-- Begin Dataset excerpts --

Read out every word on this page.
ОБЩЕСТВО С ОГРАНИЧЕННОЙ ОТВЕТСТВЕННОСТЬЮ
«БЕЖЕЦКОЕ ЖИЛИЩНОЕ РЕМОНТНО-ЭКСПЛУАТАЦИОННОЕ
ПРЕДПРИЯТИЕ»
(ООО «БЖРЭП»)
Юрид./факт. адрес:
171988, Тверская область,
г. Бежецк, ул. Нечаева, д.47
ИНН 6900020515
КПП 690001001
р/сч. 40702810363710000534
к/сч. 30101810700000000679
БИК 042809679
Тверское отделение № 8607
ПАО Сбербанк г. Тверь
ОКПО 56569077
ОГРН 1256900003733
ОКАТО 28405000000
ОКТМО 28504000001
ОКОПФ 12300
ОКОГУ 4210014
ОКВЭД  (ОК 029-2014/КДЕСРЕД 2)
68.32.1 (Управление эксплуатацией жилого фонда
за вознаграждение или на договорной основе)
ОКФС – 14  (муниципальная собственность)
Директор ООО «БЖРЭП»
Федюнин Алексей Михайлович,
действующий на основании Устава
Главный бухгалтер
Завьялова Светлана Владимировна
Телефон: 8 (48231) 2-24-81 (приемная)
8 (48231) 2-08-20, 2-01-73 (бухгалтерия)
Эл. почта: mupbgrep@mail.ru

-- End Dataset excerpts --

## [Given problem]
Copy out all of the lines above exactly.

## [Output for this exercise]
Read out every word on this page.
ОБЩЕСТВО С ОГРАНИЧЕННОЙ ОТВЕТСТВЕННОСТЬЮ
«БЕЖЕЦКОЕ ЖИЛИЩНОЕ РЕМОНТНО-ЭКСПЛУАТАЦИОННОЕ
ПРЕДПРИЯТИЕ»
(ООО «БЖРЭП»)
Юрид./факт. адрес:
171988, Тверская область,
г. Бежецк, ул. Нечаева, д.47
ИНН 6900020515
КПП 690001001
р/сч. 40702810363710000534
к/сч. 30101810700000000679
БИК 042809679
Тверское отделение № 8607
ПАО Сбербанк г. Тверь
ОКПО 56569077
ОГРН 1256900003733
ОКАТО 28405000000
ОКТМО 28504000001
ОКОПФ 12300
ОКОГУ 4210014
ОКВЭД  (ОК 029-2014/КДЕСРЕД 2)
68.32.1 (Управление эксплуатацией жилого фонда
за вознаграждение или на договорной основе)
ОКФС – 14  (муниципальная собственность)
Директор ООО «БЖРЭП»
Федюнин Алексей Михайлович,
действующий на основании Устава
Главный бухгалтер
Завьялова Светлана Владимировна
Телефон: 8 (48231) 2-24-81 (приемная)
8 (48231) 2-08-20, 2-01-73 (бухгалтерия)
Эл. почта: mupbgrep@mail.ru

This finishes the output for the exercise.